How many lines hold the string "arrow"? Give only the number.
-- START OF PROVIDED RECORDS --
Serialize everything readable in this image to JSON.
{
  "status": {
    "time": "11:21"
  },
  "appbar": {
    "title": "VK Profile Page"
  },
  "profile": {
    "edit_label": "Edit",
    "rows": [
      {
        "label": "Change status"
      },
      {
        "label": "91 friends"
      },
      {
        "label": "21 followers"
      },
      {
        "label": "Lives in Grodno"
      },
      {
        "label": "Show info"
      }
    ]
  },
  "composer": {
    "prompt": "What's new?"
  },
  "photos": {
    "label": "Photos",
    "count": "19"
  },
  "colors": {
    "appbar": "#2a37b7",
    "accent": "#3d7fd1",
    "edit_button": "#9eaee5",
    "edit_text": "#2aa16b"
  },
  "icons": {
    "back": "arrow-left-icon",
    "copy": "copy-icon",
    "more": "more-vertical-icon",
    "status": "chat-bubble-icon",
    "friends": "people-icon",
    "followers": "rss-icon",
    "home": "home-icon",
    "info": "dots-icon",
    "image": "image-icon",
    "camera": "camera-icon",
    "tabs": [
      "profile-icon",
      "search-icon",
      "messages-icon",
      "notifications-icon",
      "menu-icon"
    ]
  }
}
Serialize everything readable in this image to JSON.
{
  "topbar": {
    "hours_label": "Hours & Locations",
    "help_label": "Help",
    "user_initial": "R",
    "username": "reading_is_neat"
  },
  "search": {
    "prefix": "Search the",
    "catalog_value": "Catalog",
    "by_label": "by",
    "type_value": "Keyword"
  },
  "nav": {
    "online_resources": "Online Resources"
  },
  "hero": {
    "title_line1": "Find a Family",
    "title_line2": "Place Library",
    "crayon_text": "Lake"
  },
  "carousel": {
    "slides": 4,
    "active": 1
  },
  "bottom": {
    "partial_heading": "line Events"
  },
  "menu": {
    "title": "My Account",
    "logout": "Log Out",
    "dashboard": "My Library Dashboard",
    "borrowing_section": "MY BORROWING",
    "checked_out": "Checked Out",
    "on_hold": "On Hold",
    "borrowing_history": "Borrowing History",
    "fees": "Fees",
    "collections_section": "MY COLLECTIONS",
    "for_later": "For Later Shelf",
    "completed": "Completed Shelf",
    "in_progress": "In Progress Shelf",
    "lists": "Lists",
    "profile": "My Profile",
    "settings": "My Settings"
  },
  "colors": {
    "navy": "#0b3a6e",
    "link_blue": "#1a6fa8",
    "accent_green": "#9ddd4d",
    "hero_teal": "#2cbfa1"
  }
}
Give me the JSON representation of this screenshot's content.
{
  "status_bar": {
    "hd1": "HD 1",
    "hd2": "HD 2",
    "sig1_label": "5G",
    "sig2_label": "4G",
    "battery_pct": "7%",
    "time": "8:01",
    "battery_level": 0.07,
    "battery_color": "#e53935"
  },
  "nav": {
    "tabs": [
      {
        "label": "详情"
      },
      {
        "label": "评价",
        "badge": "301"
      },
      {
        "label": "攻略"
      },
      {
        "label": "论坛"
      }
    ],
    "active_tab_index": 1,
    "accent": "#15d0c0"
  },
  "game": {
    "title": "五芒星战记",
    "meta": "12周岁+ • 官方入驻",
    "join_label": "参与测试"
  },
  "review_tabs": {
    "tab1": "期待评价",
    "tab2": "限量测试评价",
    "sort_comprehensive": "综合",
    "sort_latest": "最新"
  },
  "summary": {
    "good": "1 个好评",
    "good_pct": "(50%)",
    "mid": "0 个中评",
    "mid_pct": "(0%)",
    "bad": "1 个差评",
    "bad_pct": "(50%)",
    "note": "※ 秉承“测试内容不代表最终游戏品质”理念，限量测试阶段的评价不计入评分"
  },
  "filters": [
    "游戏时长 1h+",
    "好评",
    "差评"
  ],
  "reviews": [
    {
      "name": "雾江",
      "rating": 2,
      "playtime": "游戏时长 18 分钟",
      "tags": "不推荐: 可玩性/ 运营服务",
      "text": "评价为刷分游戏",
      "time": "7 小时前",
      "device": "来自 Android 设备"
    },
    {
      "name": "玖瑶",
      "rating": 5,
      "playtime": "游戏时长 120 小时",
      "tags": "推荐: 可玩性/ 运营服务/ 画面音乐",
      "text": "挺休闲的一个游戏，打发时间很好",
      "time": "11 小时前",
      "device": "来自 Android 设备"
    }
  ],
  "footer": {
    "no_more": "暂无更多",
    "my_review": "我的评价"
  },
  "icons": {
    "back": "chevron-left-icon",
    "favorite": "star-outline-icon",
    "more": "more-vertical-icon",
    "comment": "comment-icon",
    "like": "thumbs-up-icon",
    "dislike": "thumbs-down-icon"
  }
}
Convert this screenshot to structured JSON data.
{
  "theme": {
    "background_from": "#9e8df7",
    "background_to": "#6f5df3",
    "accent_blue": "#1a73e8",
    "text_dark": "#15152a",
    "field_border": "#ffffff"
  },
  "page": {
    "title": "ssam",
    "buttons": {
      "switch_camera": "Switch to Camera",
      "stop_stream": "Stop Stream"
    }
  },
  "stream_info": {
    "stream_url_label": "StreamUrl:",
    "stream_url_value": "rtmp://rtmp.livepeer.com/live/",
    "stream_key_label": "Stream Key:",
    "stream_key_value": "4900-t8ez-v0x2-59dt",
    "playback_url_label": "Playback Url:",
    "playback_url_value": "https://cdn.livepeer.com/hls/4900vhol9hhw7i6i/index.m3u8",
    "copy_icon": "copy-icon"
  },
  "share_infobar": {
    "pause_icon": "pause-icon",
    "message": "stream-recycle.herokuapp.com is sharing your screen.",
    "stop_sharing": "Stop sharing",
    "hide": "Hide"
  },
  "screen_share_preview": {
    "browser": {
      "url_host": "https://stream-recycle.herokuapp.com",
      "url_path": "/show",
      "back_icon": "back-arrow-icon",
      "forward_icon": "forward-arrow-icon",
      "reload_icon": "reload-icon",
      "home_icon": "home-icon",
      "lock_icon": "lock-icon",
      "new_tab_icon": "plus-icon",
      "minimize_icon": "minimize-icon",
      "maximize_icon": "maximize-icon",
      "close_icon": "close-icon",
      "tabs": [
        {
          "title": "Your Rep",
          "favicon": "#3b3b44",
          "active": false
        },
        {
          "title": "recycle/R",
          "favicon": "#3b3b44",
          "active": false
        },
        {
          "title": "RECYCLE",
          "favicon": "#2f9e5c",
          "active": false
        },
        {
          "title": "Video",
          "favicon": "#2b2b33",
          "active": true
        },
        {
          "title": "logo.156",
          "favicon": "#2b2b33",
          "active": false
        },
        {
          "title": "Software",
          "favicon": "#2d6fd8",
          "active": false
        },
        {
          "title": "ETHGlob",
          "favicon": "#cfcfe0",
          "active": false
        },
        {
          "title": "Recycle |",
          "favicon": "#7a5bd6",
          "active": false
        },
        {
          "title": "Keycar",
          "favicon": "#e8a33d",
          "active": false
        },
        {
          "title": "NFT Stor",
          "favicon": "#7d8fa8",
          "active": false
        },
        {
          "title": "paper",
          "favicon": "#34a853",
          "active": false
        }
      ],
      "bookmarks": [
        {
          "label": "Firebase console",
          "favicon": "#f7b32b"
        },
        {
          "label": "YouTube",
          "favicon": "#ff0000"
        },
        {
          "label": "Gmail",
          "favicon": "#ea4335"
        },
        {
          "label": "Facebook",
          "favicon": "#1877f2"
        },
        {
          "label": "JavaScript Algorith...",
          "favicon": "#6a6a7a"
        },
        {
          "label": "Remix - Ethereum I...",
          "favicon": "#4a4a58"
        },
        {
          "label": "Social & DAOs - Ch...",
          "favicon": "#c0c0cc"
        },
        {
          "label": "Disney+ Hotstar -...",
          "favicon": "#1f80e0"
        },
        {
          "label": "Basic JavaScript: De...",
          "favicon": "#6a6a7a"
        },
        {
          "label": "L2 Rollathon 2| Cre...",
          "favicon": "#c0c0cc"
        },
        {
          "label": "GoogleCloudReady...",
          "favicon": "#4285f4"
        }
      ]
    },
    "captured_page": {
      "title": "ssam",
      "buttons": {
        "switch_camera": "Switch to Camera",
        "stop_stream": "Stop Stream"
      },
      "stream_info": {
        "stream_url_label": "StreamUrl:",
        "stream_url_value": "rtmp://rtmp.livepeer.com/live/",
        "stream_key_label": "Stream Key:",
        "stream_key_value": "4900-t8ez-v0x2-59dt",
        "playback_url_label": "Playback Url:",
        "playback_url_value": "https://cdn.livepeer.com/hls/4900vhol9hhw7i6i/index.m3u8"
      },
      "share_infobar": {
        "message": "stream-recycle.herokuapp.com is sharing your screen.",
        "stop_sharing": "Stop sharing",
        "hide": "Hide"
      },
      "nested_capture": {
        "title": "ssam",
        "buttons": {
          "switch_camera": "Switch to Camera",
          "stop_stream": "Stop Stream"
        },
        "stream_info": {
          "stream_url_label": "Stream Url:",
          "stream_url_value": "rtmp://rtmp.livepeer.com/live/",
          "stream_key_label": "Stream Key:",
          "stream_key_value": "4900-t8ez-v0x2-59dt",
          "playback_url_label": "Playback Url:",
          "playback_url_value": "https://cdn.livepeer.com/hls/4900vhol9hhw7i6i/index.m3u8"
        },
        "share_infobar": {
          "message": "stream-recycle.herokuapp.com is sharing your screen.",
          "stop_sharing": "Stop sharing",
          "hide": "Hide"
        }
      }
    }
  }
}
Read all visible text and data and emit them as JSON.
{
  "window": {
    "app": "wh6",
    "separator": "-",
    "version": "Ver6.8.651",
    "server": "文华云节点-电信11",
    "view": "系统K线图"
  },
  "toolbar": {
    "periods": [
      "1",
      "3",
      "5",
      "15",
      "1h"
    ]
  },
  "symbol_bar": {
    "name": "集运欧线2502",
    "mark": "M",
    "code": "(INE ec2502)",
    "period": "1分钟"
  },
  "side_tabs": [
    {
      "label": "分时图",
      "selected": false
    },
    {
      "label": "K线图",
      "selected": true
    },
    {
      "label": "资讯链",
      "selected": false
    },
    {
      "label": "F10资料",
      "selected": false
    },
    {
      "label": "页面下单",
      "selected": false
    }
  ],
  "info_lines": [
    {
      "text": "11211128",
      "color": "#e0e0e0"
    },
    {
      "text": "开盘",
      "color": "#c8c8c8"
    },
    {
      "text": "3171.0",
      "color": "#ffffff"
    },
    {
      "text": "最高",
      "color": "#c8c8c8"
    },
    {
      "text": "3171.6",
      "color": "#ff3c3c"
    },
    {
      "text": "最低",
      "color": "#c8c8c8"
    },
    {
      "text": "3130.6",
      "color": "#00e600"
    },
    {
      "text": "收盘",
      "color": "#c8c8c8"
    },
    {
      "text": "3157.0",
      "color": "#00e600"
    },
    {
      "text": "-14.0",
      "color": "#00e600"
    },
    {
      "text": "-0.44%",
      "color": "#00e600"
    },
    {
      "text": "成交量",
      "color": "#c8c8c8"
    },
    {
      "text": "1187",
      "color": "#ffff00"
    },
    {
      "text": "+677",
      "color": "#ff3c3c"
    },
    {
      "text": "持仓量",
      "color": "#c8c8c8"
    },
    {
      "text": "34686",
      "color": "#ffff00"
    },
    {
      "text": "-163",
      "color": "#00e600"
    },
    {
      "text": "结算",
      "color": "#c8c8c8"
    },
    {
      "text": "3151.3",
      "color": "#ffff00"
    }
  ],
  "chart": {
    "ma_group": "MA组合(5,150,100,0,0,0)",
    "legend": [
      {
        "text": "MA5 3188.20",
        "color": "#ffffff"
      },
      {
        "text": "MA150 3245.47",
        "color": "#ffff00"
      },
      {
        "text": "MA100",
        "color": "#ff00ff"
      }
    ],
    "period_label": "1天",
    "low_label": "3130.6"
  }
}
-- END OF PROVIDED RECORDS --
* CORRECT RESPONSE *
3